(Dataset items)
──────────
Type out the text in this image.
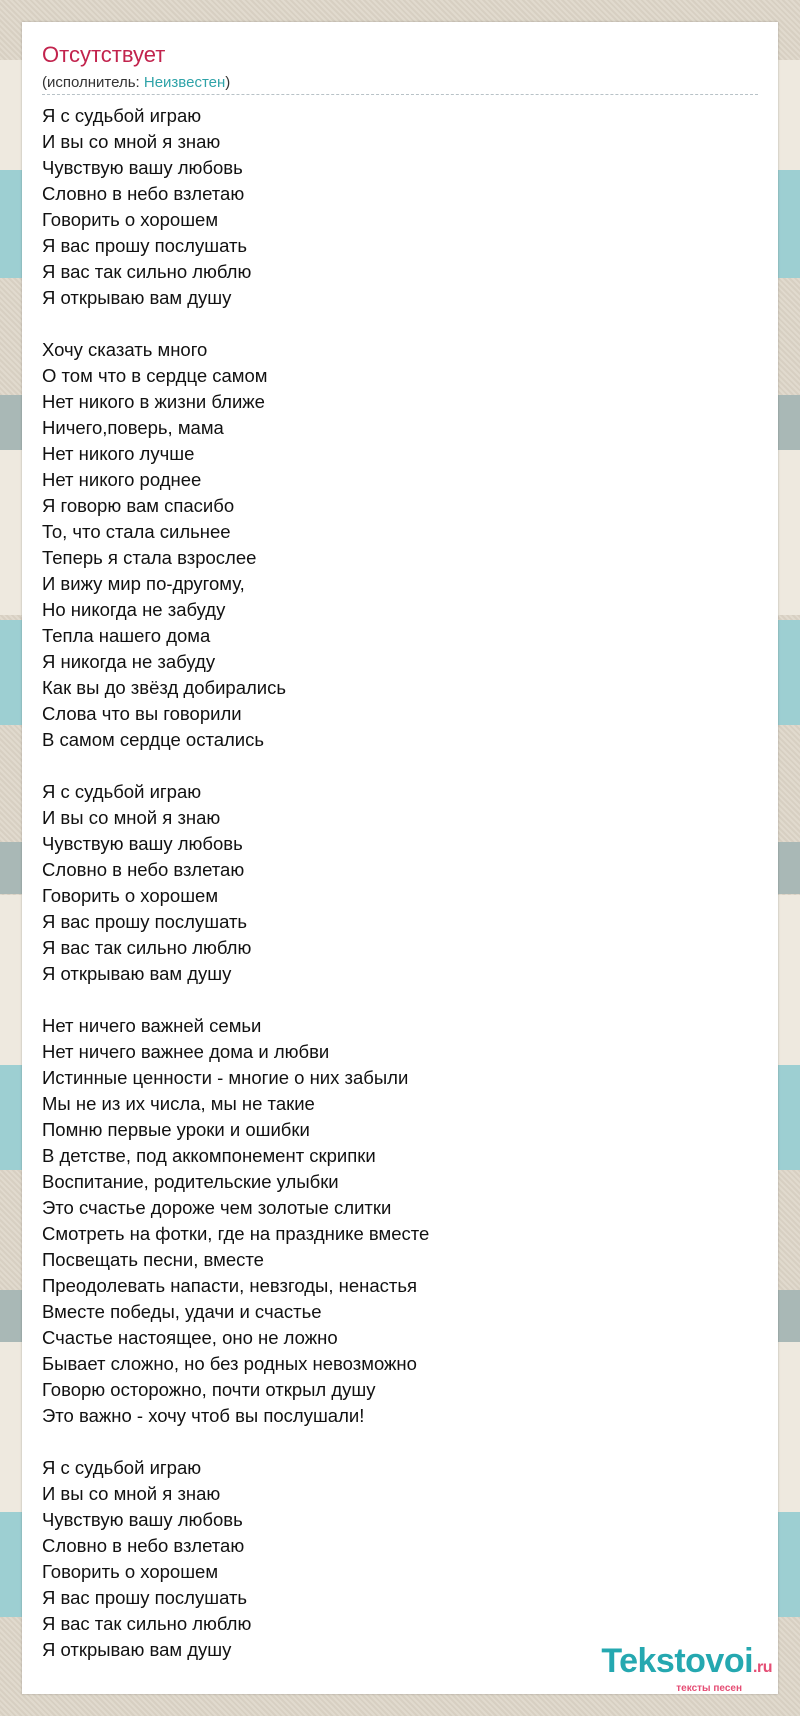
Отсутствует
(исполнитель: Неизвестен)
Я с судьбой играю
И вы со мной я знаю
Чувствую вашу любовь
Словно в небо взлетаю
Говорить о хорошем
Я вас прошу послушать
Я вас так сильно люблю
Я открываю вам душу
Хочу сказать много
О том что в сердце самом
Нет никого в жизни ближе
Ничего,поверь, мама
Нет никого лучше
Нет никого роднее
Я говорю вам спасибо
То, что стала сильнее
Теперь я стала взрослее
И вижу мир по-другому,
Но никогда не забуду
Тепла нашего дома
Я никогда не забуду
Как вы до звёзд добирались
Слова что вы говорили
В самом сердце остались
Я с судьбой играю
И вы со мной я знаю
Чувствую вашу любовь
Словно в небо взлетаю
Говорить о хорошем
Я вас прошу послушать
Я вас так сильно люблю
Я открываю вам душу
Нет ничего важней семьи
Нет ничего важнее дома и любви
Истинные ценности - многие о них забыли
Мы не из их числа, мы не такие
Помню первые уроки и ошибки
В детстве, под аккомпонемент скрипки
Воспитание, родительские улыбки
Это счастье дороже чем золотые слитки
Смотреть на фотки, где на празднике вместе
Посвещать песни, вместе
Преодолевать напасти, невзгоды, ненастья
Вместе победы, удачи и счастье
Счастье настоящее, оно не ложно
Бывает сложно, но без родных невозможно
Говорю осторожно, почти открыл душу
Это важно - хочу чтоб вы послушали!
Я с судьбой играю
И вы со мной я знаю
Чувствую вашу любовь
Словно в небо взлетаю
Говорить о хорошем
Я вас прошу послушать
Я вас так сильно люблю
Я открываю вам душу	Tekstovoi.ru
тексты песен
──────────
§ **What you are asked to do**: Reproduce every record above exactly, omitting the pictures.

§ **Task solution**:
Type out the text in this image.
Отсутствует
(исполнитель: Неизвестен)
Я с судьбой играю
И вы со мной я знаю
Чувствую вашу любовь
Словно в небо взлетаю
Говорить о хорошем
Я вас прошу послушать
Я вас так сильно люблю
Я открываю вам душу
Хочу сказать много
О том что в сердце самом
Нет никого в жизни ближе
Ничего,поверь, мама
Нет никого лучше
Нет никого роднее
Я говорю вам спасибо
То, что стала сильнее
Теперь я стала взрослее
И вижу мир по-другому,
Но никогда не забуду
Тепла нашего дома
Я никогда не забуду
Как вы до звёзд добирались
Слова что вы говорили
В самом сердце остались
Я с судьбой играю
И вы со мной я знаю
Чувствую вашу любовь
Словно в небо взлетаю
Говорить о хорошем
Я вас прошу послушать
Я вас так сильно люблю
Я открываю вам душу
Нет ничего важней семьи
Нет ничего важнее дома и любви
Истинные ценности - многие о них забыли
Мы не из их числа, мы не такие
Помню первые уроки и ошибки
В детстве, под аккомпонемент скрипки
Воспитание, родительские улыбки
Это счастье дороже чем золотые слитки
Смотреть на фотки, где на празднике вместе
Посвещать песни, вместе
Преодолевать напасти, невзгоды, ненастья
Вместе победы, удачи и счастье
Счастье настоящее, оно не ложно
Бывает сложно, но без родных невозможно
Говорю осторожно, почти открыл душу
Это важно - хочу чтоб вы послушали!
Я с судьбой играю
И вы со мной я знаю
Чувствую вашу любовь
Словно в небо взлетаю
Говорить о хорошем
Я вас прошу послушать
Я вас так сильно люблю
Я открываю вам душу	Tekstovoi.ru
тексты песен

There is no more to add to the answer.